_DOCUMENT TEXT_
It's a lousy job, but somebody has to do it. Meet Paula Salas, a professional nitpicker.
Salas is the owner of Kooty Katchers, a lice removal company. After months of in-home appointments, she opened a bricks-and-mortar location in November. Her office is tucked into a discreet office park on Southcross Drive West, at the end of a long stairway. Once inside, Kooty Katchers looks much like a hair salon, with bright paintings on the walls, an abundance of People Magazine and what seems to be a typical stylist's chair.
Then Salas gets down to business. She straps on a headlamp and turns on two high powered lights. Her weapon?: The Terminator, a heavy duty stainless steel comb specially designed to smoke out her foe—the creepy, crawly, ever-present louse.
She is trained in the Shepherd Method, which is a trademarked practice taught by Lice Solutions Resource Network in West Palm Beach, FL.
"It's a means of going through the hair in a systematic way, in paper-thin sections," Salas explained. "So you're looking at the scalp and the hair in such thin sections that you can see your hand through it. Just by combing you can't get everything out."

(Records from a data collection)
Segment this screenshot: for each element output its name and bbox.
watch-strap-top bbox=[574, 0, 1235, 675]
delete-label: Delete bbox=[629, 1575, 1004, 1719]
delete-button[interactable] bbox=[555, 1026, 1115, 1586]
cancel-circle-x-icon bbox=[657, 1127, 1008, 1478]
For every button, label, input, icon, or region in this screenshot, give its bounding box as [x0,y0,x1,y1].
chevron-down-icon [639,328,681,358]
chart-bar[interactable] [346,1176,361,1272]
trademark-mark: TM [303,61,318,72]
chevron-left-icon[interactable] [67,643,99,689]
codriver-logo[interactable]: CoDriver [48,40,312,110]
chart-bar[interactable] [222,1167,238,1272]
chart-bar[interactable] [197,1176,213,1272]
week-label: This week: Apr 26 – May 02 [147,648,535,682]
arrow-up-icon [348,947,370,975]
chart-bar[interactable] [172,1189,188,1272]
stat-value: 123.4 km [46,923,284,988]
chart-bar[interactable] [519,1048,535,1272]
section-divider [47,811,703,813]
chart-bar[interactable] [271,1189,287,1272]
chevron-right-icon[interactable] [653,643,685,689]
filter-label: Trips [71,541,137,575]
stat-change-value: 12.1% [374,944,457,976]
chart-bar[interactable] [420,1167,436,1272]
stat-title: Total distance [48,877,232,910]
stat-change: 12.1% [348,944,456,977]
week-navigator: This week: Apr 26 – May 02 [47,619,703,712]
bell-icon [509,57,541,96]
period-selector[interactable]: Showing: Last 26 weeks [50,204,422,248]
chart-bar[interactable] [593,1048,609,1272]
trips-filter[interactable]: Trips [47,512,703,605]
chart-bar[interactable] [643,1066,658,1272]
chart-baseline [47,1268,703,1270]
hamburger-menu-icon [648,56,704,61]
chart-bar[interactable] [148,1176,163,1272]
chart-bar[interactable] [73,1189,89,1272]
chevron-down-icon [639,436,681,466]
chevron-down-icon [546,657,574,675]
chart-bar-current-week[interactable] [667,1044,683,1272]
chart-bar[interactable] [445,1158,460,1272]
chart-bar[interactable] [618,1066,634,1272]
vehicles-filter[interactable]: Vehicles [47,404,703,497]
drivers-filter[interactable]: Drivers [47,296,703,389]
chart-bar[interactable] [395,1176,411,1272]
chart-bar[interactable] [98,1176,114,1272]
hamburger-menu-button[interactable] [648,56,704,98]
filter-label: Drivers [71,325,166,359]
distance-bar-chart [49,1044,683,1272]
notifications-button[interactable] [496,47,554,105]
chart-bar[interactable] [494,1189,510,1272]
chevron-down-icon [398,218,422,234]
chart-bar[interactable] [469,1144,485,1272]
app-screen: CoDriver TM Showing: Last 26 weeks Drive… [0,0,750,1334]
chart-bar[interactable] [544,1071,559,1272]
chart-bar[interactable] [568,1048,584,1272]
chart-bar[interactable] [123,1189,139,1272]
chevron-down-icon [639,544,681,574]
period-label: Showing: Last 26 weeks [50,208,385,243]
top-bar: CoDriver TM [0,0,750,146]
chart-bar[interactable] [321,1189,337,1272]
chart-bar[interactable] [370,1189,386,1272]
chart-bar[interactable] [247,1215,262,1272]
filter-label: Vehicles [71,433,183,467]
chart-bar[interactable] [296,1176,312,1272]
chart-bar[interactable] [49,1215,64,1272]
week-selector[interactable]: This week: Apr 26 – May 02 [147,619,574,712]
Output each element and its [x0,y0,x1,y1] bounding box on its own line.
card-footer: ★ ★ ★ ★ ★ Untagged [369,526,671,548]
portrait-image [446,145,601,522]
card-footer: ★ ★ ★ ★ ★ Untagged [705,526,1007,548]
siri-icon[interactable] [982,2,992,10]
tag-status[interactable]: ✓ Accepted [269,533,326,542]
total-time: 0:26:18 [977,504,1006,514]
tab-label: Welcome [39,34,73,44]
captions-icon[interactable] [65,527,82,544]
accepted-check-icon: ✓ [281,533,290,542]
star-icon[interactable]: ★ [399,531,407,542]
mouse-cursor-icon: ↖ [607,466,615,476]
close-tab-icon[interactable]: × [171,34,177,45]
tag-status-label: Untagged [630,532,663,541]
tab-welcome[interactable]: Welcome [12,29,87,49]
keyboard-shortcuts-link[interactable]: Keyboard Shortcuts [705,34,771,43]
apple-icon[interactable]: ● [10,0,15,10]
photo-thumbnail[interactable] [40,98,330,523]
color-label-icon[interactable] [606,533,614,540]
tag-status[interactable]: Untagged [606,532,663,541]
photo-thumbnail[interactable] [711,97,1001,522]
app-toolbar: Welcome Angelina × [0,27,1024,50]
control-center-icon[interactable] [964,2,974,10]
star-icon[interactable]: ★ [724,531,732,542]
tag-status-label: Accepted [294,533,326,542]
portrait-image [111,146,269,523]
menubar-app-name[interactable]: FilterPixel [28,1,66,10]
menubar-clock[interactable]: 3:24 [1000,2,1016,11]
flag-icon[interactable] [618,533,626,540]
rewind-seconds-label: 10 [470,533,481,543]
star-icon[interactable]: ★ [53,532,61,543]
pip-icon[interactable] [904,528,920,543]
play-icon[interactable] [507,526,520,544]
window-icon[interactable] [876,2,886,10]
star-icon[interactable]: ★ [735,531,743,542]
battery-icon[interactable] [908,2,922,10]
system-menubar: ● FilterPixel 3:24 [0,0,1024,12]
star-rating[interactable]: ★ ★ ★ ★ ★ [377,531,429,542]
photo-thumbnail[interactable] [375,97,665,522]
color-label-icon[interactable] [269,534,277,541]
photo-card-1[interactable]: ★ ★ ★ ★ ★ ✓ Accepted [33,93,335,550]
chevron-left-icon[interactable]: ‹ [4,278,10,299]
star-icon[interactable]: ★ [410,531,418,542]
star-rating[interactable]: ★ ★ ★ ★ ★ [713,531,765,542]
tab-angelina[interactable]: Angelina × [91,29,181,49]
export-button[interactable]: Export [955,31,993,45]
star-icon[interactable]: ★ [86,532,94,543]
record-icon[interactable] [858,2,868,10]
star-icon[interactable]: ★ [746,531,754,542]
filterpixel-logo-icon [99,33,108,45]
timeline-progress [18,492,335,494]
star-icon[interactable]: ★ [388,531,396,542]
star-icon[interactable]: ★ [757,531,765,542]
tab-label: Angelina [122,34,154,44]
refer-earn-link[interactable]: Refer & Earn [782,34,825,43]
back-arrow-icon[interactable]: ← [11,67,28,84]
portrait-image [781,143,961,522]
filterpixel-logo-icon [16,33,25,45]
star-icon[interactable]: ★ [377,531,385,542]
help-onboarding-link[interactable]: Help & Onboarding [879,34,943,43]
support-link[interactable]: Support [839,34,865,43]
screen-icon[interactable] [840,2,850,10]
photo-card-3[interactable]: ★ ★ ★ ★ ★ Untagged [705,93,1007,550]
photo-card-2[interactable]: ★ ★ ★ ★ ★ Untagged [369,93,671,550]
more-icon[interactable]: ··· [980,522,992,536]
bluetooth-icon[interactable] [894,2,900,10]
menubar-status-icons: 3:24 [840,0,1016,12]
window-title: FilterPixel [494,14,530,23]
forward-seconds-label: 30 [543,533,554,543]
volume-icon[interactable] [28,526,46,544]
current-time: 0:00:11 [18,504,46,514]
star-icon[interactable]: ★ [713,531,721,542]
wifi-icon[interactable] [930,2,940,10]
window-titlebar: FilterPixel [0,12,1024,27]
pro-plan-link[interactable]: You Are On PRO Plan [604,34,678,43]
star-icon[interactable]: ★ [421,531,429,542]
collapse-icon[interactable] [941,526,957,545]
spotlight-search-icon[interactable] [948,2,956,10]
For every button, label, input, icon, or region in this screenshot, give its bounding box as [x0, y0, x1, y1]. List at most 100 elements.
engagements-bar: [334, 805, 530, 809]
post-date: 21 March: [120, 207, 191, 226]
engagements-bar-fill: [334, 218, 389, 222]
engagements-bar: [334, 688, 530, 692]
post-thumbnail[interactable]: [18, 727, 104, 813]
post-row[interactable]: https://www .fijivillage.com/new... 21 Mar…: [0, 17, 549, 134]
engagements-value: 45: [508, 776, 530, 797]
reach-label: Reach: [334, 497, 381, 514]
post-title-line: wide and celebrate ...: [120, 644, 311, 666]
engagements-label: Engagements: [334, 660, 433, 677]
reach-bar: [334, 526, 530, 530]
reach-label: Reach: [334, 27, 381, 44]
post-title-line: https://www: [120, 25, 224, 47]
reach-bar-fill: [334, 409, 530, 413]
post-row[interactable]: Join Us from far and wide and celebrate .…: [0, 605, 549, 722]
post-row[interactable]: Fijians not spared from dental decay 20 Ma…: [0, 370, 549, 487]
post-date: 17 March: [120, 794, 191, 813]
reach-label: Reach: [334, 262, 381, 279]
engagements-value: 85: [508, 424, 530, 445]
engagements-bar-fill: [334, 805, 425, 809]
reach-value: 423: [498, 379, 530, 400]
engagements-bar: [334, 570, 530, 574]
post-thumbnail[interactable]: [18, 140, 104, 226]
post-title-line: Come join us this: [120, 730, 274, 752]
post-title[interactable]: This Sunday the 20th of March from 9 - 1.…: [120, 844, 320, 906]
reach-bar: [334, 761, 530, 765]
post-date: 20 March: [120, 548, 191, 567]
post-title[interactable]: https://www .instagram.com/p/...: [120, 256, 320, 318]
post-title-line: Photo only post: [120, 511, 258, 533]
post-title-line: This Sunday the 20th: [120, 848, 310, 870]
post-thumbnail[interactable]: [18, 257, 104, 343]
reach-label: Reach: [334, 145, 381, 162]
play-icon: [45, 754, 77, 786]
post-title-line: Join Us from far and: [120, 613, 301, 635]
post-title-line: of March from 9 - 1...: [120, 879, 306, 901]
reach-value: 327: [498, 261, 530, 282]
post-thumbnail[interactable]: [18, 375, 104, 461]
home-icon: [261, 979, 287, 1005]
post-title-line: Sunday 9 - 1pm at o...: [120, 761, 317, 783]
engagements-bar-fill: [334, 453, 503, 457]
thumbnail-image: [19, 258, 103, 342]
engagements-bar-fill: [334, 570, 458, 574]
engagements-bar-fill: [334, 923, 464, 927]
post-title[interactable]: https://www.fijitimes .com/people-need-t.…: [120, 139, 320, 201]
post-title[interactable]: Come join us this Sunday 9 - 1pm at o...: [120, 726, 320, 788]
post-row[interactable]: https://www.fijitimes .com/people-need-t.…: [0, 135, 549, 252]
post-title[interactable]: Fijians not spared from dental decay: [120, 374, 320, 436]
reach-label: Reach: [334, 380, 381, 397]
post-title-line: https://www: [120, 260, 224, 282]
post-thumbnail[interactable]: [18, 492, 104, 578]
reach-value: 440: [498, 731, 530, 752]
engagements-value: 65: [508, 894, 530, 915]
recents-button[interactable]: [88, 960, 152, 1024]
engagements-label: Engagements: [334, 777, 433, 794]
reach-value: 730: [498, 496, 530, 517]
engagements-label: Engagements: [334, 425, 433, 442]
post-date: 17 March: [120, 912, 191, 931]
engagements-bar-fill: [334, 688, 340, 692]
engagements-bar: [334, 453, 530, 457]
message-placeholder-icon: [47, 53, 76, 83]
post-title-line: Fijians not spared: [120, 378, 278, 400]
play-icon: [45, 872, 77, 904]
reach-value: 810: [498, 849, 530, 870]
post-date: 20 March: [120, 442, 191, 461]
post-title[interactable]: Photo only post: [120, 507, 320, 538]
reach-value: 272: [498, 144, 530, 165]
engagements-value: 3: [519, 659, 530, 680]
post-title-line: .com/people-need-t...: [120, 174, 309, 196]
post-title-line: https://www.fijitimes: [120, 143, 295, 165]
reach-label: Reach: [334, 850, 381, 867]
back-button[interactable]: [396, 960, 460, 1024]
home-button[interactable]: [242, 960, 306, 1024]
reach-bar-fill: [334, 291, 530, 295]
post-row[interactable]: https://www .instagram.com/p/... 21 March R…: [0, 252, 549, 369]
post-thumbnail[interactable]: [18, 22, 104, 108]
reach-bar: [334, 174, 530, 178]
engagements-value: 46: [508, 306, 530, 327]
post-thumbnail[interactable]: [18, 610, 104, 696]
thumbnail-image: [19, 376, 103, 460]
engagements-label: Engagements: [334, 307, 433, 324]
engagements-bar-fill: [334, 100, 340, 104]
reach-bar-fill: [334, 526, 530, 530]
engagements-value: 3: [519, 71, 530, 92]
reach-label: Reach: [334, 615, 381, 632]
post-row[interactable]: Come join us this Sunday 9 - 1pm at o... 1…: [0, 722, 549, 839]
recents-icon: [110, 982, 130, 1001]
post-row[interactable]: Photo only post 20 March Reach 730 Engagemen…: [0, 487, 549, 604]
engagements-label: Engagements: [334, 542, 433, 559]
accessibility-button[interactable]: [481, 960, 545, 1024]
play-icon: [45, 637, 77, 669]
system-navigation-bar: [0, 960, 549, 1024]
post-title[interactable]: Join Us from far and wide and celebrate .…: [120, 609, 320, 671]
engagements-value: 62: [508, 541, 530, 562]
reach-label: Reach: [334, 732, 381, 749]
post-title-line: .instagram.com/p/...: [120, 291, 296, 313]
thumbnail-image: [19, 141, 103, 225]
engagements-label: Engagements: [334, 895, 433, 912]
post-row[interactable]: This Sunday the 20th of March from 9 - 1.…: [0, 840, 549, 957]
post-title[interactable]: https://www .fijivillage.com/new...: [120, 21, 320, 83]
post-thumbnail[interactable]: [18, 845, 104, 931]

_PARTS OF THE EXERCISE_
[a] According to the lice-removal article, why does the Shepherd Method go through the hair in paper-thin sections instead of relying on combing alone?
[b] Retype the passage of the lice-removal article starting with "It's a lousy" and going on through "crawly, ever-present louse.".
The data has no connection to the lice-removal article.

_OUTPUTS BY TASK_
[a] Combing alone can't get everything out. The sections are so thin that you can see your hand through them, so you can look at both the scalp and the hair.

[b]
It's a lousy job, but somebody has to do it. Meet Paula Salas, a professional nitpicker.
Salas is the owner of Kooty Katchers, a lice removal company. After months of in-home appointments, she opened a bricks-and-mortar location in November. Her office is tucked into a discreet office park on Southcross Drive West, at the end of a long stairway. Once inside, Kooty Katchers looks much like a hair salon, with bright paintings on the walls, an abundance of People Magazine and what seems to be a typical stylist's chair.
Then Salas gets down to business. She straps on a headlamp and turns on two high powered lights. Her weapon?: The Terminator, a heavy duty stainless steel comb specially designed to smoke out her foe—the creepy, crawly, ever-present louse.